> _Given records_
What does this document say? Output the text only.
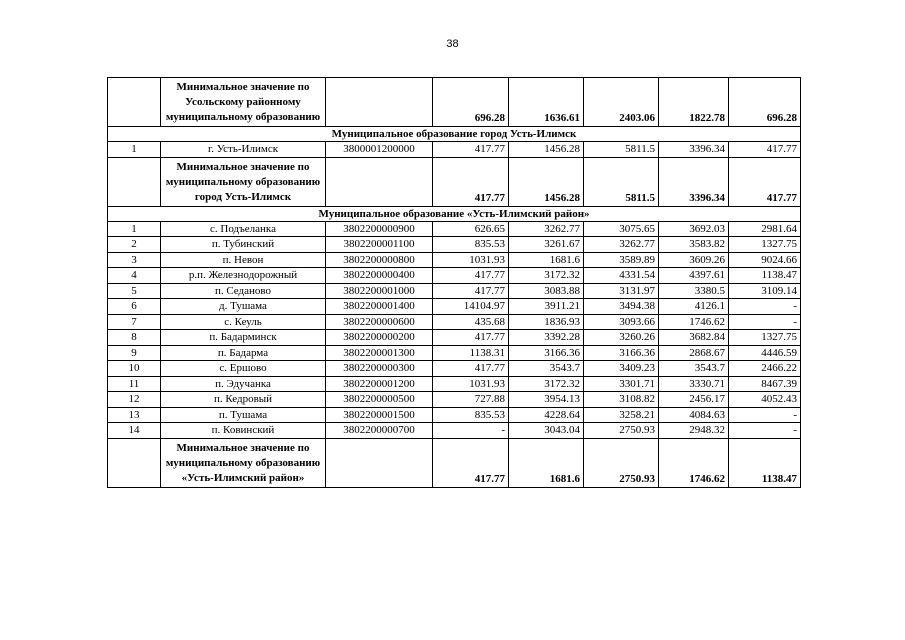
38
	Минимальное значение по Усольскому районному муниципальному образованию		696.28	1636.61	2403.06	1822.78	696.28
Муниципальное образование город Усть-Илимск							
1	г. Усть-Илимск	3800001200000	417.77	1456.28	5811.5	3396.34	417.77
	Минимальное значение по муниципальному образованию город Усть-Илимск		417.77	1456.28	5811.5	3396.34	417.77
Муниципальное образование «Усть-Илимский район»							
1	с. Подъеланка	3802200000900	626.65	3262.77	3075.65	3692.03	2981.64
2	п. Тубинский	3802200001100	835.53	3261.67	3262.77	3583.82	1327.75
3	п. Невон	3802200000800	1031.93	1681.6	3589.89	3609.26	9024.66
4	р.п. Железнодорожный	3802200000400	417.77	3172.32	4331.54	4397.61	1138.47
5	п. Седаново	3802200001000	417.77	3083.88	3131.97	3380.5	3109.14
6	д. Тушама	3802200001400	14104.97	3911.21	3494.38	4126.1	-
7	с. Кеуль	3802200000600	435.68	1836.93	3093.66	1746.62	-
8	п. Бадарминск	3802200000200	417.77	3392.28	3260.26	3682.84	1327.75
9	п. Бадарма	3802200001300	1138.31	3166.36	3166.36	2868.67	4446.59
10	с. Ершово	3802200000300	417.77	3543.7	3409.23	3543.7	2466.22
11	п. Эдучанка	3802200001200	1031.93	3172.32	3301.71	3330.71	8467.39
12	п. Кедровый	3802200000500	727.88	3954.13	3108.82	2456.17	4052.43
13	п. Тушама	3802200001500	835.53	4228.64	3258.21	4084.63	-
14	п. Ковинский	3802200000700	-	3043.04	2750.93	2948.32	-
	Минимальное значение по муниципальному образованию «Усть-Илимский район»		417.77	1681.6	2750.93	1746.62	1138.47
* * *
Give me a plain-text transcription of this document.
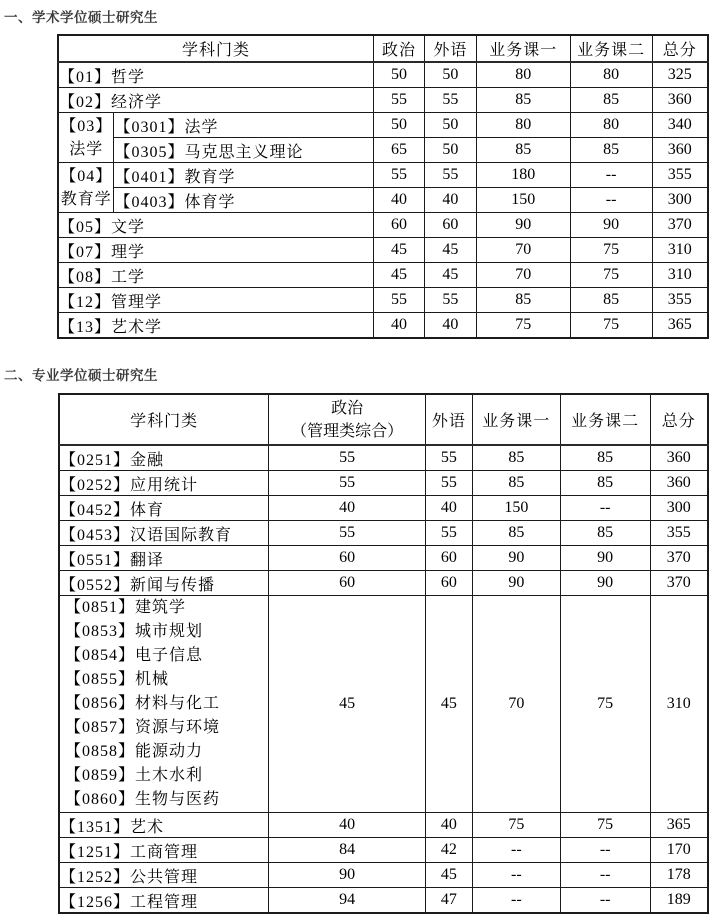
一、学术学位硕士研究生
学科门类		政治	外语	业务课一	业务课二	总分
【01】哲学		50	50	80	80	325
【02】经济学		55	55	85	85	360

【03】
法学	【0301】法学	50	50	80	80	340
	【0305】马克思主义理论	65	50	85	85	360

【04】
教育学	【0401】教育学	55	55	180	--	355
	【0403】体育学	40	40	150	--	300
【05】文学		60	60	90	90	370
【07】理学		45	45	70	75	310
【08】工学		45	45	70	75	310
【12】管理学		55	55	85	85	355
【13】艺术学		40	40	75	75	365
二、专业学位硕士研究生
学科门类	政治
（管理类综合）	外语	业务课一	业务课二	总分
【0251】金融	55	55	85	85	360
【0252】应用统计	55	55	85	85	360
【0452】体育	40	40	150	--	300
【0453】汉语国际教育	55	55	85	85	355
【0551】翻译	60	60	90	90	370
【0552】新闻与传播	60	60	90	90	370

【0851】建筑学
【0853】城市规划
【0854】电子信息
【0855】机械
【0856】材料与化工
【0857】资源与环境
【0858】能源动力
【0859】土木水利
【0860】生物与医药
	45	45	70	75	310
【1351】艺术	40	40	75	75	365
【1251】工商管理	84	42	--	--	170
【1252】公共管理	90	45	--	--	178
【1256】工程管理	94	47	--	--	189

> _Set exercise_
Find the lines holding "Тушама" and list every one.

> _Correct response_
6	д. Тушама	3802200001400	14104.97	3911.21	3494.38	4126.1	-
13	п. Тушама	3802200001500	835.53	4228.64	3258.21	4084.63	-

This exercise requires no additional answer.